==== Dataset records

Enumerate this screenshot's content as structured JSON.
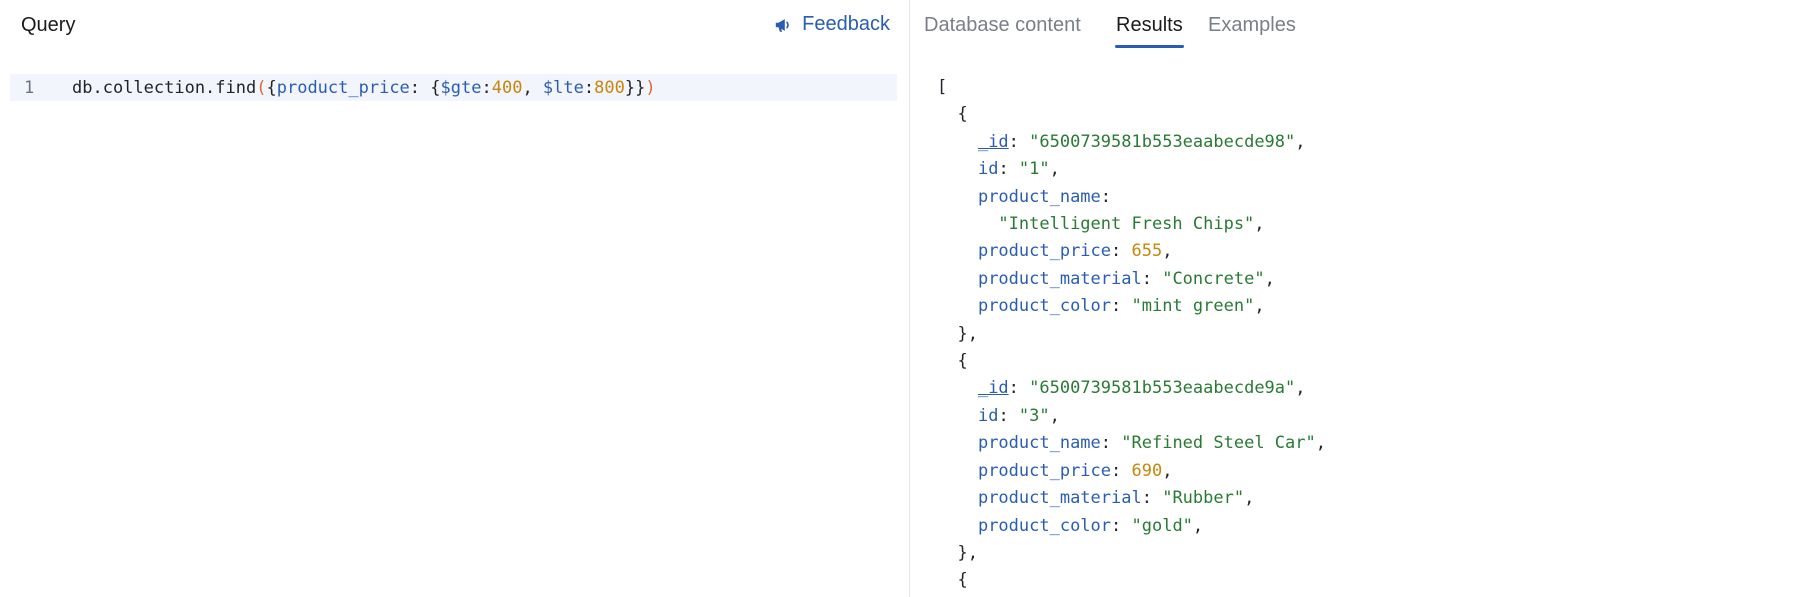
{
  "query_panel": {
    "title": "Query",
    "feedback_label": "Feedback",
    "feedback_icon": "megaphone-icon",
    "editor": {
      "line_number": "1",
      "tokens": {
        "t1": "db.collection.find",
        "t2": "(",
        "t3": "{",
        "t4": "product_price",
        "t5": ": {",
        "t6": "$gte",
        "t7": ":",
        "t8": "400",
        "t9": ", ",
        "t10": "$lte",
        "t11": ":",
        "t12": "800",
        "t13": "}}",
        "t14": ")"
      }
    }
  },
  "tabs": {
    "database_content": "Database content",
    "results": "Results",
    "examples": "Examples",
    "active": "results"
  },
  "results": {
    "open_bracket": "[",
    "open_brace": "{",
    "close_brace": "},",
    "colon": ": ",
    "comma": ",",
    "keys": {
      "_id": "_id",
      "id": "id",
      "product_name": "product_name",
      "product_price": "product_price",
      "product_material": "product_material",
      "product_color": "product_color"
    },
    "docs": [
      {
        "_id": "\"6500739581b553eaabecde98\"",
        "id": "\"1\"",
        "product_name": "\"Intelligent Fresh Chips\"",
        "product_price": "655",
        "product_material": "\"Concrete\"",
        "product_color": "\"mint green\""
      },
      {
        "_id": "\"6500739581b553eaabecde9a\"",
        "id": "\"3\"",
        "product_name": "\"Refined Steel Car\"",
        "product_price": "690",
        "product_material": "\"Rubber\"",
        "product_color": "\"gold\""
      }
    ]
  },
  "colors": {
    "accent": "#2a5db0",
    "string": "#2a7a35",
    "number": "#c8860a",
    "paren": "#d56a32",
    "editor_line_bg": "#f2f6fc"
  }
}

========
==== Dataset records

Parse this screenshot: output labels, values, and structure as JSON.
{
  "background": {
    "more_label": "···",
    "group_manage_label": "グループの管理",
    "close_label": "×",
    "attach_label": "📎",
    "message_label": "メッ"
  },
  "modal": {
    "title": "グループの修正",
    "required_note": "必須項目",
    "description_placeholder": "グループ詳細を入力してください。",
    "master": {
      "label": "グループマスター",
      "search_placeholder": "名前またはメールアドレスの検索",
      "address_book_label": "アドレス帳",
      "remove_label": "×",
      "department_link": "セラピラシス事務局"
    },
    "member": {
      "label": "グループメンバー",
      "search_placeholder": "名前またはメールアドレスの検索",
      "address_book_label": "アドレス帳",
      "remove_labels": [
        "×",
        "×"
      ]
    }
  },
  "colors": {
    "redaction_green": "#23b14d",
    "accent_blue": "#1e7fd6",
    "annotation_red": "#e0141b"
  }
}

========

Using the listing, collect all lines in which the string "JSON" is found.

Enumerate this screenshot's content as structured JSON.
Parse this screenshot: output labels, values, and structure as JSON.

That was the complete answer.